__YOUR GOAL__. Of all the lines in the material, how many contain the word "text"? State the number alone.

__EXTRACTED INFORMATION__.
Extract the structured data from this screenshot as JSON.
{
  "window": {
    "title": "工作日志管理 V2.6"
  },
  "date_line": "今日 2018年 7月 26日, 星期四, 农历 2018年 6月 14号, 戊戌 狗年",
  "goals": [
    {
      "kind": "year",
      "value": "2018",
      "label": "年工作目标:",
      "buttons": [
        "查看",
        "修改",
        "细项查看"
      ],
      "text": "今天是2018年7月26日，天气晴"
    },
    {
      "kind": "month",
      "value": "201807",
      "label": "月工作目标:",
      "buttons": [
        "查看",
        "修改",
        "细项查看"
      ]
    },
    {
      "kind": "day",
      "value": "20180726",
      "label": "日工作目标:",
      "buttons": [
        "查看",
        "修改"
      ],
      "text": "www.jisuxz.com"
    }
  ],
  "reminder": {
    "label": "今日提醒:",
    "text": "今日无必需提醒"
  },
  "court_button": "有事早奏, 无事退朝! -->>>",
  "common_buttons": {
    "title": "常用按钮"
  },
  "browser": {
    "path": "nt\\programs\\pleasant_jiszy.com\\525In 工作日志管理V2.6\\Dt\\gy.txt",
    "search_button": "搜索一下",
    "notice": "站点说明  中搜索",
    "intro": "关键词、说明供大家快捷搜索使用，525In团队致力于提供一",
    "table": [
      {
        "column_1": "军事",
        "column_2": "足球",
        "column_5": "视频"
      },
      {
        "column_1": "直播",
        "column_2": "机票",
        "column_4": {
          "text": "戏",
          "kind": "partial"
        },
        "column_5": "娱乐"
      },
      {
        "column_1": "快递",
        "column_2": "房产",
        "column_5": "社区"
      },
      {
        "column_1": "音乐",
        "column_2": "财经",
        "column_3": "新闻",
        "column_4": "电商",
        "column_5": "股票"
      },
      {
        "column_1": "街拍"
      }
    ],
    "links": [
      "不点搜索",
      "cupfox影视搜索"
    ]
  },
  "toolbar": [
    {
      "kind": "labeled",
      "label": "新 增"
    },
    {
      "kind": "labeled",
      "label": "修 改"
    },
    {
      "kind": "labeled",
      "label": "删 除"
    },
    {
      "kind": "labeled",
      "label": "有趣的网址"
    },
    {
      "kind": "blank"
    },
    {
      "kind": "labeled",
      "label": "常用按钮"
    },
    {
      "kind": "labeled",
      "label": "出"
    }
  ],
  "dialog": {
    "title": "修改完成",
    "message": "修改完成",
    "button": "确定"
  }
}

__WRITTEN ANSWER__. 4